++++ Data in this exercise ++++

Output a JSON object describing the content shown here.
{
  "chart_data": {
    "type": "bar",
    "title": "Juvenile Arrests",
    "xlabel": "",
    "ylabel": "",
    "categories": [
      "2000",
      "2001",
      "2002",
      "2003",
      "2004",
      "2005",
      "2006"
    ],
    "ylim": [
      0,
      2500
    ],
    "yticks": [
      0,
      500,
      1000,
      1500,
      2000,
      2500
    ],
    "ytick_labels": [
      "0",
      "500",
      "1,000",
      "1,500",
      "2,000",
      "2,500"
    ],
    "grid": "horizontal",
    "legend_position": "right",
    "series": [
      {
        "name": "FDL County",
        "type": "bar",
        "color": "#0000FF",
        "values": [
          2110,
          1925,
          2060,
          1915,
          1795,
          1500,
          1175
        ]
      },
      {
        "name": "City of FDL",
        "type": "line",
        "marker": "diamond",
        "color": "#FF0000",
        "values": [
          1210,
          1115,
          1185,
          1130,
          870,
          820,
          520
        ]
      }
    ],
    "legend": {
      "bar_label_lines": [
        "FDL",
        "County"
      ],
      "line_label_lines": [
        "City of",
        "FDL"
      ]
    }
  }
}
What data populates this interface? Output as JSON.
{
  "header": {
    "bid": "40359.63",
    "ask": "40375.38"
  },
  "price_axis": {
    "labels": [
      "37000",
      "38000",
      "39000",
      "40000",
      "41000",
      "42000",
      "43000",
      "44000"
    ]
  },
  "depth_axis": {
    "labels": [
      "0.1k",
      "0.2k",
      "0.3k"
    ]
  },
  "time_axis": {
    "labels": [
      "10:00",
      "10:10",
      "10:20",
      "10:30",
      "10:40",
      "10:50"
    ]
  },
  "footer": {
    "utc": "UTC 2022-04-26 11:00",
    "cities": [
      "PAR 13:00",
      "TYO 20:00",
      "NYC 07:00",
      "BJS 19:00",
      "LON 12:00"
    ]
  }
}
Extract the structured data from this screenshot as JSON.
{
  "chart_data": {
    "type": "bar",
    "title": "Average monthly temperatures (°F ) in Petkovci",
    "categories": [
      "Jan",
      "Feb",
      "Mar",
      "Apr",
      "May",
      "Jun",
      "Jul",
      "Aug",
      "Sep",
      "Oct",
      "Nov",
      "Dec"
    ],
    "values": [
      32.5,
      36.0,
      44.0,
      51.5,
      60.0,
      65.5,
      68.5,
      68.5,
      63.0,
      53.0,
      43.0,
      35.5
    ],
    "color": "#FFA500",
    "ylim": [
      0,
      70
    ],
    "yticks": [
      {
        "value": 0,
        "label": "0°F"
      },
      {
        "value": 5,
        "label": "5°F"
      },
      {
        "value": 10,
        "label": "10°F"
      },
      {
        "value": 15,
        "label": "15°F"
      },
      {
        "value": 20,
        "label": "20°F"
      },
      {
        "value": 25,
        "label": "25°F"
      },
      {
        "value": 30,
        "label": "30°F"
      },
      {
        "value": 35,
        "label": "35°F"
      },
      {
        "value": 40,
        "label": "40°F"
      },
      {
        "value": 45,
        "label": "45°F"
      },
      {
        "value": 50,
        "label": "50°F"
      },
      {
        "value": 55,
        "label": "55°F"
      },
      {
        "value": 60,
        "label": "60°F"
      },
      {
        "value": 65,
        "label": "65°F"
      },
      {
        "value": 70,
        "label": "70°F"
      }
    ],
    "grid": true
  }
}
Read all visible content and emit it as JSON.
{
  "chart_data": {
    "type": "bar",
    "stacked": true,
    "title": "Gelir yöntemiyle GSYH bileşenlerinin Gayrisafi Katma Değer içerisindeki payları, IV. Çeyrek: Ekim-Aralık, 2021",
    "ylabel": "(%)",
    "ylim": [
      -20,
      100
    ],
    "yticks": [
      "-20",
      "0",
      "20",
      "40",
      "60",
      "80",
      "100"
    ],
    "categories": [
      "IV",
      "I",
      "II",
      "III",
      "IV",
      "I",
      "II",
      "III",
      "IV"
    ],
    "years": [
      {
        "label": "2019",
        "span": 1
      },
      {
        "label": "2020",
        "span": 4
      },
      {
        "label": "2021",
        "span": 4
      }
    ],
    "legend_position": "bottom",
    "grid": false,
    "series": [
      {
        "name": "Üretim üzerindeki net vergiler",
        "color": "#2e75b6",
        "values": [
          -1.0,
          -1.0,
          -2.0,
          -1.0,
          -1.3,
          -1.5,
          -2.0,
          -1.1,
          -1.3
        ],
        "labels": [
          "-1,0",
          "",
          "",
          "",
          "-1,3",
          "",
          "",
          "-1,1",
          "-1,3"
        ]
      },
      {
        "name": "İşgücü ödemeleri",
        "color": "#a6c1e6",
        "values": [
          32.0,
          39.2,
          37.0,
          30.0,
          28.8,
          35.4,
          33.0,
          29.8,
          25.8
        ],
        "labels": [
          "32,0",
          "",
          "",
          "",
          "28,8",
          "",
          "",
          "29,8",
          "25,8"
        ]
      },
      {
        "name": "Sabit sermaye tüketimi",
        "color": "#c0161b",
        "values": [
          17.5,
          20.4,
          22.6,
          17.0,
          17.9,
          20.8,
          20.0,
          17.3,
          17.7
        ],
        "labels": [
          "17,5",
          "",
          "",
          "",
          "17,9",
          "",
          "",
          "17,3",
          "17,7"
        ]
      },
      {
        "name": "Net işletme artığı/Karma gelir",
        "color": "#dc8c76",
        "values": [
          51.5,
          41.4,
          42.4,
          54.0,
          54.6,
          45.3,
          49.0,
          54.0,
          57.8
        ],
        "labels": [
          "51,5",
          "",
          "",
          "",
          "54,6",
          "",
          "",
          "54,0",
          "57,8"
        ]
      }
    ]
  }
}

++++

Please reproduce all of the entries exactly as they stand.

▶ _Answer in full_
Output a JSON object describing the content shown here.
{
  "chart_data": {
    "type": "bar",
    "title": "Juvenile Arrests",
    "xlabel": "",
    "ylabel": "",
    "categories": [
      "2000",
      "2001",
      "2002",
      "2003",
      "2004",
      "2005",
      "2006"
    ],
    "ylim": [
      0,
      2500
    ],
    "yticks": [
      0,
      500,
      1000,
      1500,
      2000,
      2500
    ],
    "ytick_labels": [
      "0",
      "500",
      "1,000",
      "1,500",
      "2,000",
      "2,500"
    ],
    "grid": "horizontal",
    "legend_position": "right",
    "series": [
      {
        "name": "FDL County",
        "type": "bar",
        "color": "#0000FF",
        "values": [
          2110,
          1925,
          2060,
          1915,
          1795,
          1500,
          1175
        ]
      },
      {
        "name": "City of FDL",
        "type": "line",
        "marker": "diamond",
        "color": "#FF0000",
        "values": [
          1210,
          1115,
          1185,
          1130,
          870,
          820,
          520
        ]
      }
    ],
    "legend": {
      "bar_label_lines": [
        "FDL",
        "County"
      ],
      "line_label_lines": [
        "City of",
        "FDL"
      ]
    }
  }
}
What data populates this interface? Output as JSON.
{
  "header": {
    "bid": "40359.63",
    "ask": "40375.38"
  },
  "price_axis": {
    "labels": [
      "37000",
      "38000",
      "39000",
      "40000",
      "41000",
      "42000",
      "43000",
      "44000"
    ]
  },
  "depth_axis": {
    "labels": [
      "0.1k",
      "0.2k",
      "0.3k"
    ]
  },
  "time_axis": {
    "labels": [
      "10:00",
      "10:10",
      "10:20",
      "10:30",
      "10:40",
      "10:50"
    ]
  },
  "footer": {
    "utc": "UTC 2022-04-26 11:00",
    "cities": [
      "PAR 13:00",
      "TYO 20:00",
      "NYC 07:00",
      "BJS 19:00",
      "LON 12:00"
    ]
  }
}
Extract the structured data from this screenshot as JSON.
{
  "chart_data": {
    "type": "bar",
    "title": "Average monthly temperatures (°F ) in Petkovci",
    "categories": [
      "Jan",
      "Feb",
      "Mar",
      "Apr",
      "May",
      "Jun",
      "Jul",
      "Aug",
      "Sep",
      "Oct",
      "Nov",
      "Dec"
    ],
    "values": [
      32.5,
      36.0,
      44.0,
      51.5,
      60.0,
      65.5,
      68.5,
      68.5,
      63.0,
      53.0,
      43.0,
      35.5
    ],
    "color": "#FFA500",
    "ylim": [
      0,
      70
    ],
    "yticks": [
      {
        "value": 0,
        "label": "0°F"
      },
      {
        "value": 5,
        "label": "5°F"
      },
      {
        "value": 10,
        "label": "10°F"
      },
      {
        "value": 15,
        "label": "15°F"
      },
      {
        "value": 20,
        "label": "20°F"
      },
      {
        "value": 25,
        "label": "25°F"
      },
      {
        "value": 30,
        "label": "30°F"
      },
      {
        "value": 35,
        "label": "35°F"
      },
      {
        "value": 40,
        "label": "40°F"
      },
      {
        "value": 45,
        "label": "45°F"
      },
      {
        "value": 50,
        "label": "50°F"
      },
      {
        "value": 55,
        "label": "55°F"
      },
      {
        "value": 60,
        "label": "60°F"
      },
      {
        "value": 65,
        "label": "65°F"
      },
      {
        "value": 70,
        "label": "70°F"
      }
    ],
    "grid": true
  }
}
Read all visible content and emit it as JSON.
{
  "chart_data": {
    "type": "bar",
    "stacked": true,
    "title": "Gelir yöntemiyle GSYH bileşenlerinin Gayrisafi Katma Değer içerisindeki payları, IV. Çeyrek: Ekim-Aralık, 2021",
    "ylabel": "(%)",
    "ylim": [
      -20,
      100
    ],
    "yticks": [
      "-20",
      "0",
      "20",
      "40",
      "60",
      "80",
      "100"
    ],
    "categories": [
      "IV",
      "I",
      "II",
      "III",
      "IV",
      "I",
      "II",
      "III",
      "IV"
    ],
    "years": [
      {
        "label": "2019",
        "span": 1
      },
      {
        "label": "2020",
        "span": 4
      },
      {
        "label": "2021",
        "span": 4
      }
    ],
    "legend_position": "bottom",
    "grid": false,
    "series": [
      {
        "name": "Üretim üzerindeki net vergiler",
        "color": "#2e75b6",
        "values": [
          -1.0,
          -1.0,
          -2.0,
          -1.0,
          -1.3,
          -1.5,
          -2.0,
          -1.1,
          -1.3
        ],
        "labels": [
          "-1,0",
          "",
          "",
          "",
          "-1,3",
          "",
          "",
          "-1,1",
          "-1,3"
        ]
      },
      {
        "name": "İşgücü ödemeleri",
        "color": "#a6c1e6",
        "values": [
          32.0,
          39.2,
          37.0,
          30.0,
          28.8,
          35.4,
          33.0,
          29.8,
          25.8
        ],
        "labels": [
          "32,0",
          "",
          "",
          "",
          "28,8",
          "",
          "",
          "29,8",
          "25,8"
        ]
      },
      {
        "name": "Sabit sermaye tüketimi",
        "color": "#c0161b",
        "values": [
          17.5,
          20.4,
          22.6,
          17.0,
          17.9,
          20.8,
          20.0,
          17.3,
          17.7
        ],
        "labels": [
          "17,5",
          "",
          "",
          "",
          "17,9",
          "",
          "",
          "17,3",
          "17,7"
        ]
      },
      {
        "name": "Net işletme artığı/Karma gelir",
        "color": "#dc8c76",
        "values": [
          51.5,
          41.4,
          42.4,
          54.0,
          54.6,
          45.3,
          49.0,
          54.0,
          57.8
        ],
        "labels": [
          "51,5",
          "",
          "",
          "",
          "54,6",
          "",
          "",
          "54,0",
          "57,8"
        ]
      }
    ]
  }
}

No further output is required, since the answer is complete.